_RECORDED DATA_
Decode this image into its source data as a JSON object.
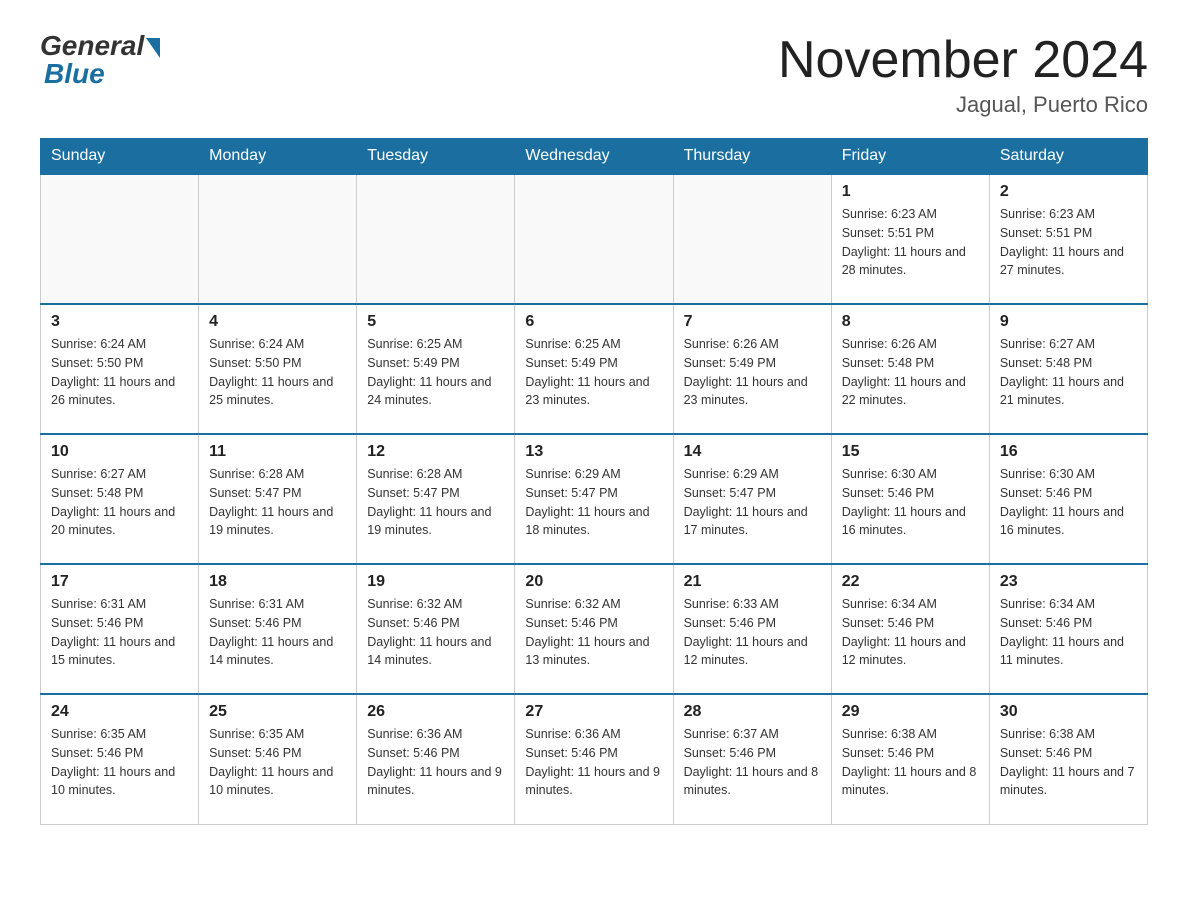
{
  "header": {
    "logo_general": "General",
    "logo_blue": "Blue",
    "month_title": "November 2024",
    "location": "Jagual, Puerto Rico"
  },
  "calendar": {
    "days_of_week": [
      "Sunday",
      "Monday",
      "Tuesday",
      "Wednesday",
      "Thursday",
      "Friday",
      "Saturday"
    ],
    "weeks": [
      [
        {
          "day": "",
          "info": ""
        },
        {
          "day": "",
          "info": ""
        },
        {
          "day": "",
          "info": ""
        },
        {
          "day": "",
          "info": ""
        },
        {
          "day": "",
          "info": ""
        },
        {
          "day": "1",
          "info": "Sunrise: 6:23 AM\nSunset: 5:51 PM\nDaylight: 11 hours and 28 minutes."
        },
        {
          "day": "2",
          "info": "Sunrise: 6:23 AM\nSunset: 5:51 PM\nDaylight: 11 hours and 27 minutes."
        }
      ],
      [
        {
          "day": "3",
          "info": "Sunrise: 6:24 AM\nSunset: 5:50 PM\nDaylight: 11 hours and 26 minutes."
        },
        {
          "day": "4",
          "info": "Sunrise: 6:24 AM\nSunset: 5:50 PM\nDaylight: 11 hours and 25 minutes."
        },
        {
          "day": "5",
          "info": "Sunrise: 6:25 AM\nSunset: 5:49 PM\nDaylight: 11 hours and 24 minutes."
        },
        {
          "day": "6",
          "info": "Sunrise: 6:25 AM\nSunset: 5:49 PM\nDaylight: 11 hours and 23 minutes."
        },
        {
          "day": "7",
          "info": "Sunrise: 6:26 AM\nSunset: 5:49 PM\nDaylight: 11 hours and 23 minutes."
        },
        {
          "day": "8",
          "info": "Sunrise: 6:26 AM\nSunset: 5:48 PM\nDaylight: 11 hours and 22 minutes."
        },
        {
          "day": "9",
          "info": "Sunrise: 6:27 AM\nSunset: 5:48 PM\nDaylight: 11 hours and 21 minutes."
        }
      ],
      [
        {
          "day": "10",
          "info": "Sunrise: 6:27 AM\nSunset: 5:48 PM\nDaylight: 11 hours and 20 minutes."
        },
        {
          "day": "11",
          "info": "Sunrise: 6:28 AM\nSunset: 5:47 PM\nDaylight: 11 hours and 19 minutes."
        },
        {
          "day": "12",
          "info": "Sunrise: 6:28 AM\nSunset: 5:47 PM\nDaylight: 11 hours and 19 minutes."
        },
        {
          "day": "13",
          "info": "Sunrise: 6:29 AM\nSunset: 5:47 PM\nDaylight: 11 hours and 18 minutes."
        },
        {
          "day": "14",
          "info": "Sunrise: 6:29 AM\nSunset: 5:47 PM\nDaylight: 11 hours and 17 minutes."
        },
        {
          "day": "15",
          "info": "Sunrise: 6:30 AM\nSunset: 5:46 PM\nDaylight: 11 hours and 16 minutes."
        },
        {
          "day": "16",
          "info": "Sunrise: 6:30 AM\nSunset: 5:46 PM\nDaylight: 11 hours and 16 minutes."
        }
      ],
      [
        {
          "day": "17",
          "info": "Sunrise: 6:31 AM\nSunset: 5:46 PM\nDaylight: 11 hours and 15 minutes."
        },
        {
          "day": "18",
          "info": "Sunrise: 6:31 AM\nSunset: 5:46 PM\nDaylight: 11 hours and 14 minutes."
        },
        {
          "day": "19",
          "info": "Sunrise: 6:32 AM\nSunset: 5:46 PM\nDaylight: 11 hours and 14 minutes."
        },
        {
          "day": "20",
          "info": "Sunrise: 6:32 AM\nSunset: 5:46 PM\nDaylight: 11 hours and 13 minutes."
        },
        {
          "day": "21",
          "info": "Sunrise: 6:33 AM\nSunset: 5:46 PM\nDaylight: 11 hours and 12 minutes."
        },
        {
          "day": "22",
          "info": "Sunrise: 6:34 AM\nSunset: 5:46 PM\nDaylight: 11 hours and 12 minutes."
        },
        {
          "day": "23",
          "info": "Sunrise: 6:34 AM\nSunset: 5:46 PM\nDaylight: 11 hours and 11 minutes."
        }
      ],
      [
        {
          "day": "24",
          "info": "Sunrise: 6:35 AM\nSunset: 5:46 PM\nDaylight: 11 hours and 10 minutes."
        },
        {
          "day": "25",
          "info": "Sunrise: 6:35 AM\nSunset: 5:46 PM\nDaylight: 11 hours and 10 minutes."
        },
        {
          "day": "26",
          "info": "Sunrise: 6:36 AM\nSunset: 5:46 PM\nDaylight: 11 hours and 9 minutes."
        },
        {
          "day": "27",
          "info": "Sunrise: 6:36 AM\nSunset: 5:46 PM\nDaylight: 11 hours and 9 minutes."
        },
        {
          "day": "28",
          "info": "Sunrise: 6:37 AM\nSunset: 5:46 PM\nDaylight: 11 hours and 8 minutes."
        },
        {
          "day": "29",
          "info": "Sunrise: 6:38 AM\nSunset: 5:46 PM\nDaylight: 11 hours and 8 minutes."
        },
        {
          "day": "30",
          "info": "Sunrise: 6:38 AM\nSunset: 5:46 PM\nDaylight: 11 hours and 7 minutes."
        }
      ]
    ]
  }
}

_WRITTEN INSTRUCTION_
Your task is to copy the entries in full and exactly, without any images.

_SOLUTION_
Decode this image into its source data as a JSON object.
{
  "header": {
    "logo_general": "General",
    "logo_blue": "Blue",
    "month_title": "November 2024",
    "location": "Jagual, Puerto Rico"
  },
  "calendar": {
    "days_of_week": [
      "Sunday",
      "Monday",
      "Tuesday",
      "Wednesday",
      "Thursday",
      "Friday",
      "Saturday"
    ],
    "weeks": [
      [
        {
          "day": "",
          "info": ""
        },
        {
          "day": "",
          "info": ""
        },
        {
          "day": "",
          "info": ""
        },
        {
          "day": "",
          "info": ""
        },
        {
          "day": "",
          "info": ""
        },
        {
          "day": "1",
          "info": "Sunrise: 6:23 AM\nSunset: 5:51 PM\nDaylight: 11 hours and 28 minutes."
        },
        {
          "day": "2",
          "info": "Sunrise: 6:23 AM\nSunset: 5:51 PM\nDaylight: 11 hours and 27 minutes."
        }
      ],
      [
        {
          "day": "3",
          "info": "Sunrise: 6:24 AM\nSunset: 5:50 PM\nDaylight: 11 hours and 26 minutes."
        },
        {
          "day": "4",
          "info": "Sunrise: 6:24 AM\nSunset: 5:50 PM\nDaylight: 11 hours and 25 minutes."
        },
        {
          "day": "5",
          "info": "Sunrise: 6:25 AM\nSunset: 5:49 PM\nDaylight: 11 hours and 24 minutes."
        },
        {
          "day": "6",
          "info": "Sunrise: 6:25 AM\nSunset: 5:49 PM\nDaylight: 11 hours and 23 minutes."
        },
        {
          "day": "7",
          "info": "Sunrise: 6:26 AM\nSunset: 5:49 PM\nDaylight: 11 hours and 23 minutes."
        },
        {
          "day": "8",
          "info": "Sunrise: 6:26 AM\nSunset: 5:48 PM\nDaylight: 11 hours and 22 minutes."
        },
        {
          "day": "9",
          "info": "Sunrise: 6:27 AM\nSunset: 5:48 PM\nDaylight: 11 hours and 21 minutes."
        }
      ],
      [
        {
          "day": "10",
          "info": "Sunrise: 6:27 AM\nSunset: 5:48 PM\nDaylight: 11 hours and 20 minutes."
        },
        {
          "day": "11",
          "info": "Sunrise: 6:28 AM\nSunset: 5:47 PM\nDaylight: 11 hours and 19 minutes."
        },
        {
          "day": "12",
          "info": "Sunrise: 6:28 AM\nSunset: 5:47 PM\nDaylight: 11 hours and 19 minutes."
        },
        {
          "day": "13",
          "info": "Sunrise: 6:29 AM\nSunset: 5:47 PM\nDaylight: 11 hours and 18 minutes."
        },
        {
          "day": "14",
          "info": "Sunrise: 6:29 AM\nSunset: 5:47 PM\nDaylight: 11 hours and 17 minutes."
        },
        {
          "day": "15",
          "info": "Sunrise: 6:30 AM\nSunset: 5:46 PM\nDaylight: 11 hours and 16 minutes."
        },
        {
          "day": "16",
          "info": "Sunrise: 6:30 AM\nSunset: 5:46 PM\nDaylight: 11 hours and 16 minutes."
        }
      ],
      [
        {
          "day": "17",
          "info": "Sunrise: 6:31 AM\nSunset: 5:46 PM\nDaylight: 11 hours and 15 minutes."
        },
        {
          "day": "18",
          "info": "Sunrise: 6:31 AM\nSunset: 5:46 PM\nDaylight: 11 hours and 14 minutes."
        },
        {
          "day": "19",
          "info": "Sunrise: 6:32 AM\nSunset: 5:46 PM\nDaylight: 11 hours and 14 minutes."
        },
        {
          "day": "20",
          "info": "Sunrise: 6:32 AM\nSunset: 5:46 PM\nDaylight: 11 hours and 13 minutes."
        },
        {
          "day": "21",
          "info": "Sunrise: 6:33 AM\nSunset: 5:46 PM\nDaylight: 11 hours and 12 minutes."
        },
        {
          "day": "22",
          "info": "Sunrise: 6:34 AM\nSunset: 5:46 PM\nDaylight: 11 hours and 12 minutes."
        },
        {
          "day": "23",
          "info": "Sunrise: 6:34 AM\nSunset: 5:46 PM\nDaylight: 11 hours and 11 minutes."
        }
      ],
      [
        {
          "day": "24",
          "info": "Sunrise: 6:35 AM\nSunset: 5:46 PM\nDaylight: 11 hours and 10 minutes."
        },
        {
          "day": "25",
          "info": "Sunrise: 6:35 AM\nSunset: 5:46 PM\nDaylight: 11 hours and 10 minutes."
        },
        {
          "day": "26",
          "info": "Sunrise: 6:36 AM\nSunset: 5:46 PM\nDaylight: 11 hours and 9 minutes."
        },
        {
          "day": "27",
          "info": "Sunrise: 6:36 AM\nSunset: 5:46 PM\nDaylight: 11 hours and 9 minutes."
        },
        {
          "day": "28",
          "info": "Sunrise: 6:37 AM\nSunset: 5:46 PM\nDaylight: 11 hours and 8 minutes."
        },
        {
          "day": "29",
          "info": "Sunrise: 6:38 AM\nSunset: 5:46 PM\nDaylight: 11 hours and 8 minutes."
        },
        {
          "day": "30",
          "info": "Sunrise: 6:38 AM\nSunset: 5:46 PM\nDaylight: 11 hours and 7 minutes."
        }
      ]
    ]
  }
}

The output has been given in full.